TO DO -> Could you return everything from the line containing "material-node[interactable]: Feet Standard" down to the line containing "input-port-bump[interactable] <box>519 182", swapping "Height" for "Depth" and leaving all else unchanged?

RECORD EXTRACTS ->
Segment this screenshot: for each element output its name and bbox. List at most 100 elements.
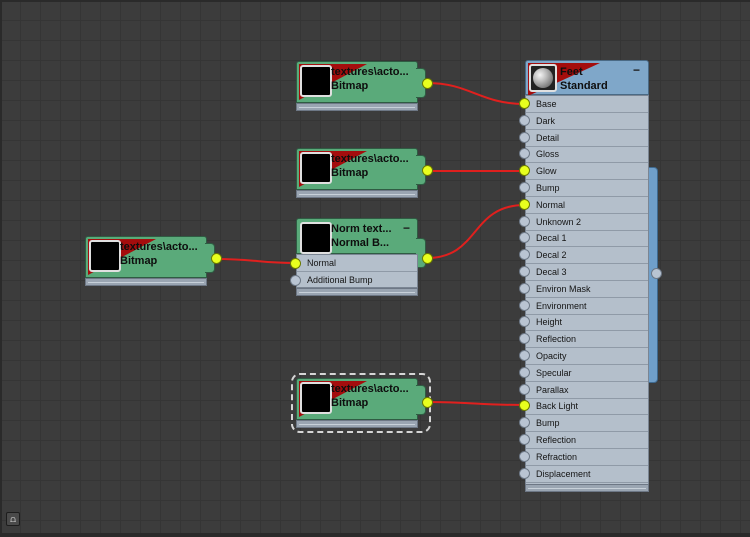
material-node[interactable]: Feet Standard − Base Dark Detail Gloss Glow B… <box>519 60 665 492</box>
material-slot-reflection[interactable]: Reflection <box>526 432 648 449</box>
input-port-decal-3[interactable] <box>519 266 530 277</box>
material-output-port[interactable] <box>651 268 662 279</box>
slot-label: Environ Mask <box>536 283 591 294</box>
material-slot-decal-3[interactable]: Decal 3 <box>526 264 648 281</box>
bitmap-node-left[interactable]: textures\acto... Bitmap <box>85 236 222 286</box>
input-port-parallax[interactable] <box>519 383 530 395</box>
input-port-opacity[interactable] <box>519 350 530 361</box>
slot-label: Height <box>536 317 563 328</box>
wire-normal[interactable] <box>426 204 526 259</box>
input-port-bump[interactable] <box>519 182 530 193</box>
node-footer <box>296 420 418 428</box>
input-port-base[interactable] <box>519 98 530 109</box>
slot-label: Displacement <box>536 468 591 479</box>
slot-normal[interactable]: Normal <box>297 255 417 272</box>
material-slot-normal[interactable]: Normal <box>526 197 648 214</box>
output-port[interactable] <box>422 165 433 176</box>
output-port[interactable] <box>422 397 433 408</box>
material-slot-bump[interactable]: Bump <box>526 180 648 197</box>
texture-thumbnail <box>300 152 332 184</box>
node-title: textures\acto... <box>331 153 409 165</box>
input-port-detail[interactable] <box>519 131 530 143</box>
slot-label: Gloss <box>536 149 560 160</box>
material-name: Feet <box>560 66 583 78</box>
wire-backlight[interactable] <box>426 401 526 406</box>
input-port-specular[interactable] <box>519 366 530 378</box>
node-title: Norm text... <box>331 223 392 235</box>
node-header[interactable]: textures\acto... Bitmap <box>296 61 418 103</box>
view-toggle-icon[interactable]: ⩍ <box>6 512 20 526</box>
slot-label: Detail <box>536 132 560 143</box>
material-slot-decal-1[interactable]: Decal 1 <box>526 230 648 248</box>
material-slot-opacity[interactable]: Opacity <box>526 348 648 365</box>
material-slot-glow[interactable]: Glow <box>526 163 648 181</box>
texture-thumbnail <box>300 222 332 254</box>
wire-base[interactable] <box>426 82 526 105</box>
node-header[interactable]: textures\acto... Bitmap <box>85 236 207 278</box>
material-slot-base[interactable]: Base <box>526 96 648 113</box>
slot-label: Decal 3 <box>536 267 567 277</box>
slot-label: Base <box>536 99 557 109</box>
input-port-normal[interactable] <box>290 258 301 269</box>
input-port-additional-bump[interactable] <box>290 275 301 286</box>
material-slot-environ-mask[interactable]: Environ Mask <box>526 281 648 298</box>
node-header[interactable]: textures\acto... Bitmap <box>296 378 418 420</box>
input-port-refraction[interactable] <box>519 450 530 462</box>
material-type: Standard <box>560 80 608 92</box>
material-slot-parallax[interactable]: Parallax <box>526 382 648 399</box>
node-type: Bitmap <box>331 397 369 409</box>
node-type: Bitmap <box>331 167 369 179</box>
slot-list: Normal Additional Bump <box>296 254 418 288</box>
bitmap-node-base[interactable]: textures\acto... Bitmap <box>296 61 433 111</box>
collapse-button[interactable]: − <box>633 64 640 76</box>
material-slot-dark[interactable]: Dark <box>526 113 648 130</box>
node-header[interactable]: textures\acto... Bitmap <box>296 148 418 190</box>
input-port-dark[interactable] <box>519 114 530 126</box>
slot-label: Normal <box>307 258 337 268</box>
texture-thumbnail <box>300 382 332 414</box>
normal-bump-node[interactable]: Norm text... Normal B... − Normal Additi… <box>290 218 433 303</box>
bitmap-node-backlight[interactable]: textures\acto... Bitmap <box>291 373 433 433</box>
material-slot-reflection[interactable]: Reflection <box>526 331 648 349</box>
slot-label: Dark <box>536 115 556 126</box>
collapse-button[interactable]: − <box>403 222 410 234</box>
bitmap-node-glow[interactable]: textures\acto... Bitmap <box>296 148 433 198</box>
output-port[interactable] <box>422 78 433 89</box>
slot-label: Decal 1 <box>536 233 567 244</box>
material-slot-gloss[interactable]: Gloss <box>526 146 648 164</box>
node-header[interactable]: Norm text... Normal B... − <box>296 218 418 254</box>
input-port-unknown-2[interactable] <box>519 215 530 227</box>
material-slot-bump[interactable]: Bump <box>526 415 648 433</box>
material-slot-displacement[interactable]: Displacement <box>526 466 648 483</box>
output-port[interactable] <box>422 253 433 264</box>
input-port-normal[interactable] <box>519 198 530 210</box>
material-slot-list: Base Dark Detail Gloss Glow Bump Normal Unknown… <box>525 95 649 485</box>
input-port-environment[interactable] <box>519 299 530 311</box>
slot-label: Refraction <box>536 451 578 462</box>
node-title: textures\acto... <box>120 241 198 253</box>
slot-label: Bump <box>536 418 560 429</box>
material-slot-environment[interactable]: Environment <box>526 298 648 315</box>
material-slot-back-light[interactable]: Back Light <box>526 398 648 416</box>
input-port-displacement[interactable] <box>519 467 530 479</box>
slot-label: Reflection <box>536 435 577 445</box>
slot-label: Environment <box>536 300 587 311</box>
material-slot-detail[interactable]: Detail <box>526 130 648 147</box>
material-slot-refraction[interactable]: Refraction <box>526 449 648 466</box>
slot-label: Decal 2 <box>536 250 567 261</box>
material-slot-height[interactable]: Height <box>526 314 648 332</box>
material-slot-unknown-2[interactable]: Unknown 2 <box>526 214 648 231</box>
material-slot-specular[interactable]: Specular <box>526 365 648 382</box>
input-port-environ-mask[interactable] <box>519 282 530 294</box>
output-port[interactable] <box>211 253 222 264</box>
slot-label: Glow <box>536 166 557 177</box>
slot-label: Reflection <box>536 334 577 345</box>
input-port-reflection[interactable] <box>519 434 530 445</box>
wire-left-to-normal[interactable] <box>214 258 296 264</box>
material-slot-decal-2[interactable]: Decal 2 <box>526 247 648 265</box>
material-header[interactable]: Feet Standard − <box>525 60 649 96</box>
node-type: Bitmap <box>120 255 158 267</box>
slot-additional-bump[interactable]: Additional Bump <box>297 272 417 289</box>
node-footer <box>525 484 649 492</box>
node-footer <box>85 278 207 286</box>
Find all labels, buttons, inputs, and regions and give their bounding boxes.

EXERCISE RESULT ->
material-node[interactable]: Feet Standard − Base Dark Detail Gloss Glow B… <box>519 60 665 492</box>
material-slot-reflection[interactable]: Reflection <box>526 432 648 449</box>
input-port-decal-3[interactable] <box>519 266 530 277</box>
material-output-port[interactable] <box>651 268 662 279</box>
slot-label: Environ Mask <box>536 283 591 294</box>
material-slot-decal-3[interactable]: Decal 3 <box>526 264 648 281</box>
bitmap-node-left[interactable]: textures\acto... Bitmap <box>85 236 222 286</box>
input-port-parallax[interactable] <box>519 383 530 395</box>
input-port-opacity[interactable] <box>519 350 530 361</box>
slot-label: Depth <box>536 317 563 328</box>
wire-normal[interactable] <box>426 204 526 259</box>
input-port-bump[interactable] <box>519 182 530 193</box>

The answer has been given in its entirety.